▶ **Aim of the exercise**
The records below must be output exactly, without pictures.
** start Data extract **
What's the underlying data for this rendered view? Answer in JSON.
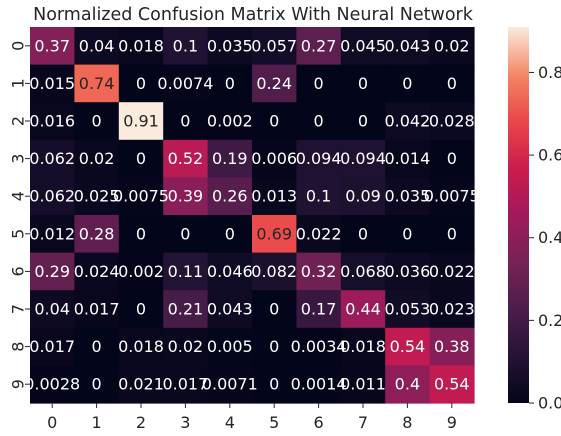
{
  "chart_data": {
    "type": "heatmap",
    "title": "Normalized Confusion Matrix With Neural Network",
    "xlabel": "",
    "ylabel": "",
    "x_categories": [
      "0",
      "1",
      "2",
      "3",
      "4",
      "5",
      "6",
      "7",
      "8",
      "9"
    ],
    "y_categories": [
      "0",
      "1",
      "2",
      "3",
      "4",
      "5",
      "6",
      "7",
      "8",
      "9"
    ],
    "cells": [
      [
        "0.37",
        "0.04",
        "0.018",
        "0.1",
        "0.035",
        "0.057",
        "0.27",
        "0.045",
        "0.043",
        "0.02"
      ],
      [
        "0.015",
        "0.74",
        "0",
        "0.0074",
        "0",
        "0.24",
        "0",
        "0",
        "0",
        "0"
      ],
      [
        "0.016",
        "0",
        "0.91",
        "0",
        "0.002",
        "0",
        "0",
        "0",
        "0.042",
        "0.028"
      ],
      [
        "0.062",
        "0.02",
        "0",
        "0.52",
        "0.19",
        "0.006",
        "0.094",
        "0.094",
        "0.014",
        "0"
      ],
      [
        "0.062",
        "0.025",
        "0.0075",
        "0.39",
        "0.26",
        "0.013",
        "0.1",
        "0.09",
        "0.035",
        "0.0075"
      ],
      [
        "0.012",
        "0.28",
        "0",
        "0",
        "0",
        "0.69",
        "0.022",
        "0",
        "0",
        "0"
      ],
      [
        "0.29",
        "0.024",
        "0.002",
        "0.11",
        "0.046",
        "0.082",
        "0.32",
        "0.068",
        "0.036",
        "0.022"
      ],
      [
        "0.04",
        "0.017",
        "0",
        "0.21",
        "0.043",
        "0",
        "0.17",
        "0.44",
        "0.053",
        "0.023"
      ],
      [
        "0.017",
        "0",
        "0.018",
        "0.02",
        "0.005",
        "0",
        "0.0034",
        "0.018",
        "0.54",
        "0.38"
      ],
      [
        "0.0028",
        "0",
        "0.021",
        "0.017",
        "0.0071",
        "0",
        "0.0014",
        "0.011",
        "0.4",
        "0.54"
      ]
    ],
    "colorbar": {
      "colormap": "rocket",
      "range": [
        0,
        0.91
      ],
      "ticks": [
        "0.0",
        "0.2",
        "0.4",
        "0.6",
        "0.8"
      ]
    },
    "grid": false,
    "legend": "colorbar-right"
  }
}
** end Data extract **
▶ **Exercise output**
What's the underlying data for this rendered view? Answer in JSON.
{
  "chart_data": {
    "type": "heatmap",
    "title": "Normalized Confusion Matrix With Neural Network",
    "xlabel": "",
    "ylabel": "",
    "x_categories": [
      "0",
      "1",
      "2",
      "3",
      "4",
      "5",
      "6",
      "7",
      "8",
      "9"
    ],
    "y_categories": [
      "0",
      "1",
      "2",
      "3",
      "4",
      "5",
      "6",
      "7",
      "8",
      "9"
    ],
    "cells": [
      [
        "0.37",
        "0.04",
        "0.018",
        "0.1",
        "0.035",
        "0.057",
        "0.27",
        "0.045",
        "0.043",
        "0.02"
      ],
      [
        "0.015",
        "0.74",
        "0",
        "0.0074",
        "0",
        "0.24",
        "0",
        "0",
        "0",
        "0"
      ],
      [
        "0.016",
        "0",
        "0.91",
        "0",
        "0.002",
        "0",
        "0",
        "0",
        "0.042",
        "0.028"
      ],
      [
        "0.062",
        "0.02",
        "0",
        "0.52",
        "0.19",
        "0.006",
        "0.094",
        "0.094",
        "0.014",
        "0"
      ],
      [
        "0.062",
        "0.025",
        "0.0075",
        "0.39",
        "0.26",
        "0.013",
        "0.1",
        "0.09",
        "0.035",
        "0.0075"
      ],
      [
        "0.012",
        "0.28",
        "0",
        "0",
        "0",
        "0.69",
        "0.022",
        "0",
        "0",
        "0"
      ],
      [
        "0.29",
        "0.024",
        "0.002",
        "0.11",
        "0.046",
        "0.082",
        "0.32",
        "0.068",
        "0.036",
        "0.022"
      ],
      [
        "0.04",
        "0.017",
        "0",
        "0.21",
        "0.043",
        "0",
        "0.17",
        "0.44",
        "0.053",
        "0.023"
      ],
      [
        "0.017",
        "0",
        "0.018",
        "0.02",
        "0.005",
        "0",
        "0.0034",
        "0.018",
        "0.54",
        "0.38"
      ],
      [
        "0.0028",
        "0",
        "0.021",
        "0.017",
        "0.0071",
        "0",
        "0.0014",
        "0.011",
        "0.4",
        "0.54"
      ]
    ],
    "colorbar": {
      "colormap": "rocket",
      "range": [
        0,
        0.91
      ],
      "ticks": [
        "0.0",
        "0.2",
        "0.4",
        "0.6",
        "0.8"
      ]
    },
    "grid": false,
    "legend": "colorbar-right"
  }
}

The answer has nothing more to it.